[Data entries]
· · · ·
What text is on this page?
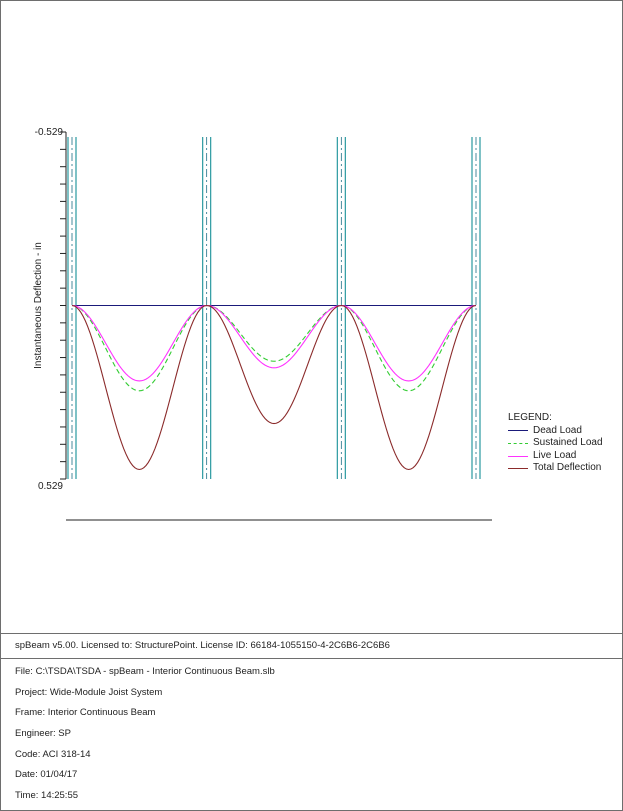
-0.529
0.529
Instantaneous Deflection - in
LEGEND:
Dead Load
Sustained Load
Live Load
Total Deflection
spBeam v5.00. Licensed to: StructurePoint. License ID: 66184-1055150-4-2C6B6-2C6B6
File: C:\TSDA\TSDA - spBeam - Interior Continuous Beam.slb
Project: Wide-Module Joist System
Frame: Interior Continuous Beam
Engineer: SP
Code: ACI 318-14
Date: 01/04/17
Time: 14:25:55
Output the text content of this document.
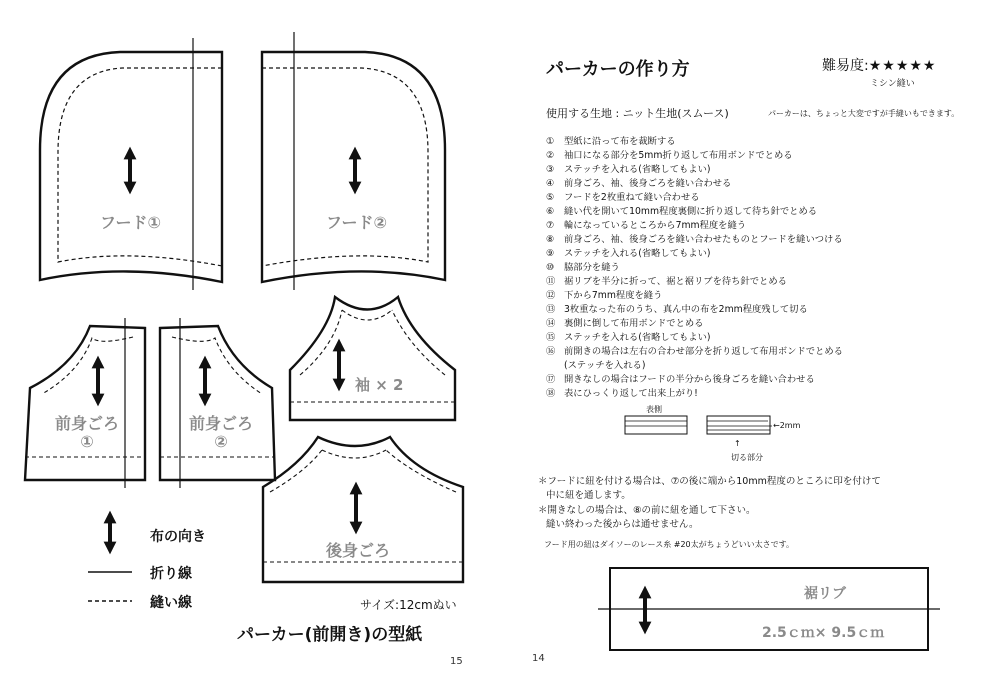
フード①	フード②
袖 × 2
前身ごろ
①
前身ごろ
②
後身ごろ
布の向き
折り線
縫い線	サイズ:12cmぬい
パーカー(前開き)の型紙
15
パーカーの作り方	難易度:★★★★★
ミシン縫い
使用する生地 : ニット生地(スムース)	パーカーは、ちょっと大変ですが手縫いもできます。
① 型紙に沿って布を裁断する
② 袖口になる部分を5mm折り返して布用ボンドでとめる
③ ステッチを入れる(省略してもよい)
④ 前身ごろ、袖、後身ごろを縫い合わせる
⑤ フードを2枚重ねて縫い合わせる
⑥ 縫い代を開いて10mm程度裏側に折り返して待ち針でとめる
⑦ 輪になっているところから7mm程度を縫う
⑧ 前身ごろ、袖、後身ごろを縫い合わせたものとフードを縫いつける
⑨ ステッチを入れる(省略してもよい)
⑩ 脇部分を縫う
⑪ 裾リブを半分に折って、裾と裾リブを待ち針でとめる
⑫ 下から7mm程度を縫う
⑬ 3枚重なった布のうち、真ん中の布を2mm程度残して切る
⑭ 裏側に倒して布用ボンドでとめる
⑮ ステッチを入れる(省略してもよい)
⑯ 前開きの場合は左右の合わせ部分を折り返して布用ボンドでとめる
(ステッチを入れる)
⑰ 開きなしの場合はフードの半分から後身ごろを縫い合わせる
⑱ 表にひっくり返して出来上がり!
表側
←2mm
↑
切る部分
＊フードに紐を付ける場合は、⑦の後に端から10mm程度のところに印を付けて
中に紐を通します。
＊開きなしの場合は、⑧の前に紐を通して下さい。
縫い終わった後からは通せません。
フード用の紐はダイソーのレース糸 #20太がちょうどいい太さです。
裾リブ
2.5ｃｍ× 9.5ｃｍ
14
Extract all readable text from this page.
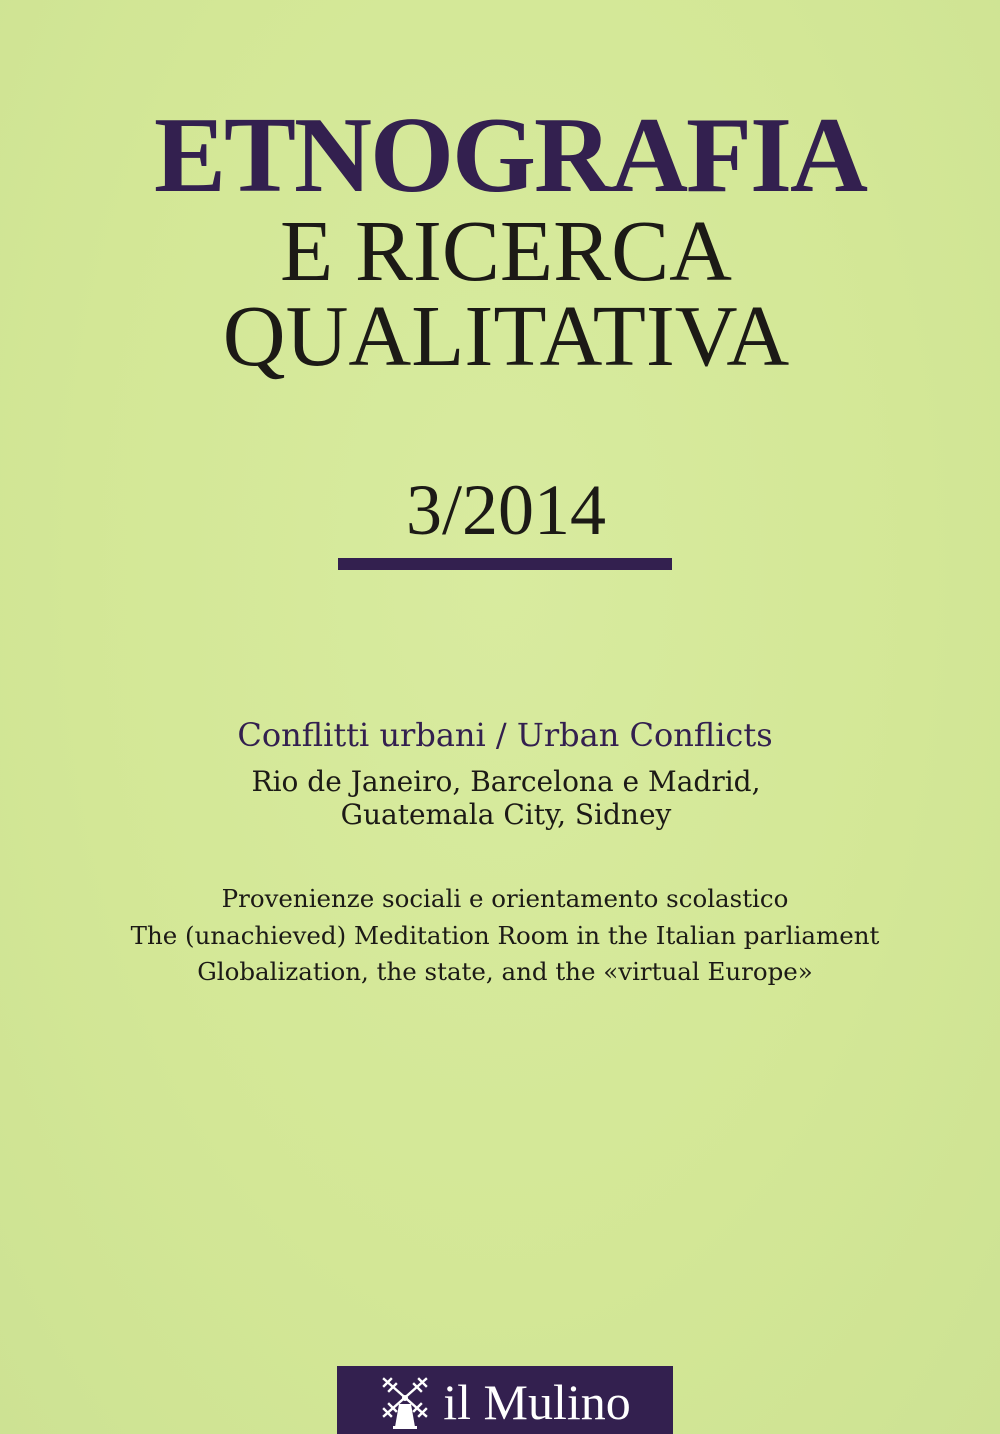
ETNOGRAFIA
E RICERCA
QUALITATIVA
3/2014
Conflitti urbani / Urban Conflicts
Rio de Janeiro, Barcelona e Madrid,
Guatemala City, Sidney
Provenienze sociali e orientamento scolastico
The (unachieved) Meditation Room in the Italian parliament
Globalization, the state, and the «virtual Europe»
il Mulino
· · · ·
Written instruction: Single out each line of the records above with the string "Deflection" in it, and copy it.

Solution for this exercise:
Instantaneous Deflection - in
Total Deflection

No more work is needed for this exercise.